THE PROBLEM |
What is the number of lines containing the string "color"? Answer with the number only.

[Dataset excerpt]
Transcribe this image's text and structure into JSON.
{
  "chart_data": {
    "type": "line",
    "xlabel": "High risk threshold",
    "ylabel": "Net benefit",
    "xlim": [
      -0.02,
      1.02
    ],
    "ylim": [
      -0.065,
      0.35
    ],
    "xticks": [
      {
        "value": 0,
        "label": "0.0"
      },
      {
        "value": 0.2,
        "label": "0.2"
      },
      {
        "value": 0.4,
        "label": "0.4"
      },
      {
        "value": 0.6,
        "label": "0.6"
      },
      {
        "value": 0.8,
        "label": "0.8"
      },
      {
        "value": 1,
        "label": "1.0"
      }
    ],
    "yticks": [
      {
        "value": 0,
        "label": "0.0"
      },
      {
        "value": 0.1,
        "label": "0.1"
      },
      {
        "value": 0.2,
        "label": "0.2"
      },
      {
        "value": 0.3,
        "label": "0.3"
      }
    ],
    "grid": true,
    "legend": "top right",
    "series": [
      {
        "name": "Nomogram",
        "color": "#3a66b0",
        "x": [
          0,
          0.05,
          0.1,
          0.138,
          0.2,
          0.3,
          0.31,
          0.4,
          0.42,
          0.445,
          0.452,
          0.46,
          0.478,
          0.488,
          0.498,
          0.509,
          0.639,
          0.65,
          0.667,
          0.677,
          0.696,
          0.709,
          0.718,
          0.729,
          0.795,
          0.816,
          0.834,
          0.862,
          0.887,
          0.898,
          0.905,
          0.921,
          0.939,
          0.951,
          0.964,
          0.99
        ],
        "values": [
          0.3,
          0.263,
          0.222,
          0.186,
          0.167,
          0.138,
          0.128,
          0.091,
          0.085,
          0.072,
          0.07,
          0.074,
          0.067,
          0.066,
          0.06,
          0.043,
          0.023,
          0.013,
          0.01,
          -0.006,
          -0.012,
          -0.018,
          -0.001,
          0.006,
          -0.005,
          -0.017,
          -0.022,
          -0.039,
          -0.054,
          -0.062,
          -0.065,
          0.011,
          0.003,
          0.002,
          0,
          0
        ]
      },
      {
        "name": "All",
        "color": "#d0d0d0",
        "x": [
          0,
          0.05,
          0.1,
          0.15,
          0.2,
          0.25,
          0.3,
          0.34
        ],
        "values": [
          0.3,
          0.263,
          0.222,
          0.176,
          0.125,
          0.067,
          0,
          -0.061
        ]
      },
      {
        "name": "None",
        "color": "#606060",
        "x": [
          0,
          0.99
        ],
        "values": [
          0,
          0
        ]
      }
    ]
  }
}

FINAL RESULT |
3